*Problem*.
Would you quote the material below in full and unchanged?

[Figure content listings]
+++++

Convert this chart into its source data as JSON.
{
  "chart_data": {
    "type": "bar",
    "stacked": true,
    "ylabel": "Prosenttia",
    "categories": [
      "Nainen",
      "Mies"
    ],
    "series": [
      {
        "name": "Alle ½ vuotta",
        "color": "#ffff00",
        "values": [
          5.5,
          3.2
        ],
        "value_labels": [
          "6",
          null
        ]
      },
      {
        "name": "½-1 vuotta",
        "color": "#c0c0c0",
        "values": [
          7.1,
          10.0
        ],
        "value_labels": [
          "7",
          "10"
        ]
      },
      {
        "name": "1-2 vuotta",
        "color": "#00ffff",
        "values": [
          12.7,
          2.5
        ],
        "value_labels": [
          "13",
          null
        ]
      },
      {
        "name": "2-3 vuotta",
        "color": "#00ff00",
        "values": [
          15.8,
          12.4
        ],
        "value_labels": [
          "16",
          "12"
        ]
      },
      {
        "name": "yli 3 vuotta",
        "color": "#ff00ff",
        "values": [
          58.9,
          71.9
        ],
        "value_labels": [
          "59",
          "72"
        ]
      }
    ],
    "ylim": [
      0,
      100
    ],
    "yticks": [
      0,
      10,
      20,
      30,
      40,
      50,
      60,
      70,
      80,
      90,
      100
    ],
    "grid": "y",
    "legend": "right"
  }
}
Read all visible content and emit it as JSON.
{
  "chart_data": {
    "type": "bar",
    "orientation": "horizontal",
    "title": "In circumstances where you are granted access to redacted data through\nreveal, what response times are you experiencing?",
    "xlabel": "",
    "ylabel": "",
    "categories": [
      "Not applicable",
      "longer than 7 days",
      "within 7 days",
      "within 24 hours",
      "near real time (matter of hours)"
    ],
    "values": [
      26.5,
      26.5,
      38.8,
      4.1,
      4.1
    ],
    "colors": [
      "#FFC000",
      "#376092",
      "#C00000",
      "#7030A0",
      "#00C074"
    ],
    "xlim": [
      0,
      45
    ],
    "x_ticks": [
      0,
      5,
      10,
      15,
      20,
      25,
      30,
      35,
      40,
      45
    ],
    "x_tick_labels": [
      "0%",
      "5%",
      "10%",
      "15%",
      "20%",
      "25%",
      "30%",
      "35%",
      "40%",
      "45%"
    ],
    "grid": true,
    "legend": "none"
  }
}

+++++

*Final answer*.
Convert this chart into its source data as JSON.
{
  "chart_data": {
    "type": "bar",
    "stacked": true,
    "ylabel": "Prosenttia",
    "categories": [
      "Nainen",
      "Mies"
    ],
    "series": [
      {
        "name": "Alle ½ vuotta",
        "color": "#ffff00",
        "values": [
          5.5,
          3.2
        ],
        "value_labels": [
          "6",
          null
        ]
      },
      {
        "name": "½-1 vuotta",
        "color": "#c0c0c0",
        "values": [
          7.1,
          10.0
        ],
        "value_labels": [
          "7",
          "10"
        ]
      },
      {
        "name": "1-2 vuotta",
        "color": "#00ffff",
        "values": [
          12.7,
          2.5
        ],
        "value_labels": [
          "13",
          null
        ]
      },
      {
        "name": "2-3 vuotta",
        "color": "#00ff00",
        "values": [
          15.8,
          12.4
        ],
        "value_labels": [
          "16",
          "12"
        ]
      },
      {
        "name": "yli 3 vuotta",
        "color": "#ff00ff",
        "values": [
          58.9,
          71.9
        ],
        "value_labels": [
          "59",
          "72"
        ]
      }
    ],
    "ylim": [
      0,
      100
    ],
    "yticks": [
      0,
      10,
      20,
      30,
      40,
      50,
      60,
      70,
      80,
      90,
      100
    ],
    "grid": "y",
    "legend": "right"
  }
}
Read all visible content and emit it as JSON.
{
  "chart_data": {
    "type": "bar",
    "orientation": "horizontal",
    "title": "In circumstances where you are granted access to redacted data through\nreveal, what response times are you experiencing?",
    "xlabel": "",
    "ylabel": "",
    "categories": [
      "Not applicable",
      "longer than 7 days",
      "within 7 days",
      "within 24 hours",
      "near real time (matter of hours)"
    ],
    "values": [
      26.5,
      26.5,
      38.8,
      4.1,
      4.1
    ],
    "colors": [
      "#FFC000",
      "#376092",
      "#C00000",
      "#7030A0",
      "#00C074"
    ],
    "xlim": [
      0,
      45
    ],
    "x_ticks": [
      0,
      5,
      10,
      15,
      20,
      25,
      30,
      35,
      40,
      45
    ],
    "x_tick_labels": [
      "0%",
      "5%",
      "10%",
      "15%",
      "20%",
      "25%",
      "30%",
      "35%",
      "40%",
      "45%"
    ],
    "grid": true,
    "legend": "none"
  }
}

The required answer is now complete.